Retype all material exactly. Pictures stay out of the copy.

[Dataset excerpt]
□ □ □

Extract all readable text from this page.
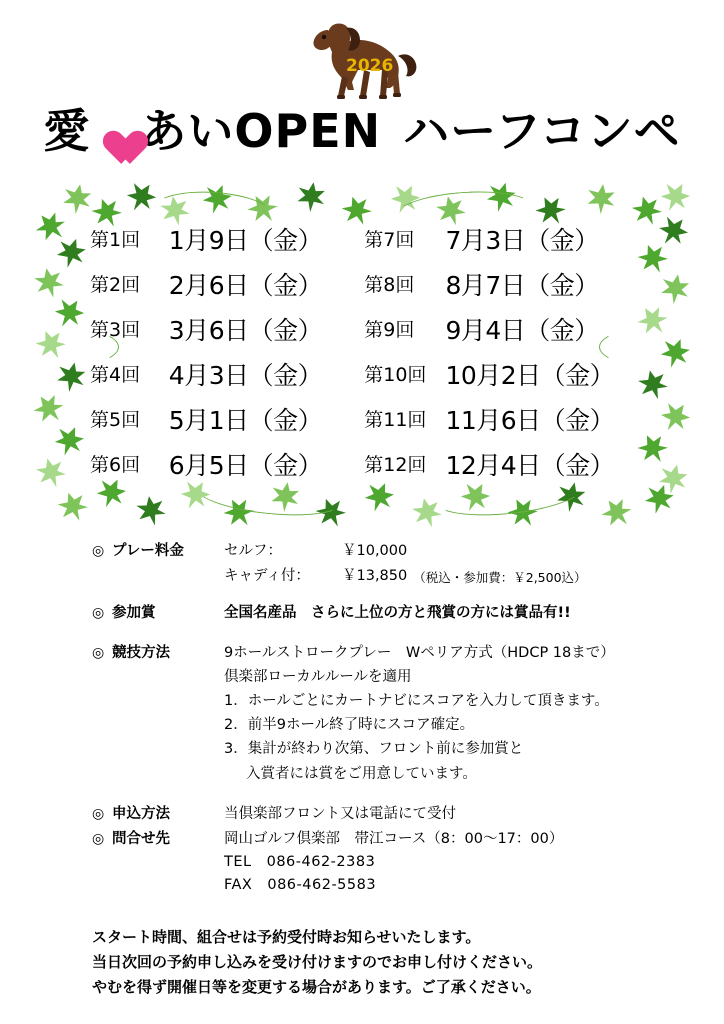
2026
愛 あいOPEN ハーフコンペ
第1回	1月9日（金）	第7回	7月3日（金）
第2回	2月6日（金）	第8回	8月7日（金）
第3回	3月6日（金）	第9回	9月4日（金）
第4回	4月3日（金）	第10回	10月2日（金）
第5回	5月1日（金）	第11回	11月6日（金）
第6回	6月5日（金）	第12回	12月4日（金）
◎ プレー料金	セルフ：	￥10,000
キャディ付：	￥13,850 （税込・参加費：￥2,500込）
◎ 参加賞	全国名産品　さらに上位の方と飛賞の方には賞品有!!
◎ 競技方法	9ホールストロークプレー　Wペリア方式（HDCP 18まで）
倶楽部ローカルルールを適用
1．ホールごとにカートナビにスコアを入力して頂きます。
2．前半9ホール終了時にスコア確定。
3．集計が終わり次第、フロント前に参加賞と
入賞者には賞をご用意しています。
◎ 申込方法	当倶楽部フロント又は電話にて受付
◎ 問合せ先	岡山ゴルフ倶楽部　帯江コース（8：00〜17：00）
TEL　086-462-2383
FAX　086-462-5583
スタート時間、組合せは予約受付時お知らせいたします。
当日次回の予約申し込みを受け付けますのでお申し付けください。
やむを得ず開催日等を変更する場合があります。ご了承ください。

□ □ □

Finished answer |
Extract all readable text from this page.
2026
愛 あいOPEN ハーフコンペ
第1回	1月9日（金）	第7回	7月3日（金）
第2回	2月6日（金）	第8回	8月7日（金）
第3回	3月6日（金）	第9回	9月4日（金）
第4回	4月3日（金）	第10回	10月2日（金）
第5回	5月1日（金）	第11回	11月6日（金）
第6回	6月5日（金）	第12回	12月4日（金）
◎ プレー料金	セルフ：	￥10,000
キャディ付：	￥13,850 （税込・参加費：￥2,500込）
◎ 参加賞	全国名産品　さらに上位の方と飛賞の方には賞品有!!
◎ 競技方法	9ホールストロークプレー　Wペリア方式（HDCP 18まで）
倶楽部ローカルルールを適用
1．ホールごとにカートナビにスコアを入力して頂きます。
2．前半9ホール終了時にスコア確定。
3．集計が終わり次第、フロント前に参加賞と
入賞者には賞をご用意しています。
◎ 申込方法	当倶楽部フロント又は電話にて受付
◎ 問合せ先	岡山ゴルフ倶楽部　帯江コース（8：00〜17：00）
TEL　086-462-2383
FAX　086-462-5583
スタート時間、組合せは予約受付時お知らせいたします。
当日次回の予約申し込みを受け付けますのでお申し付けください。
やむを得ず開催日等を変更する場合があります。ご了承ください。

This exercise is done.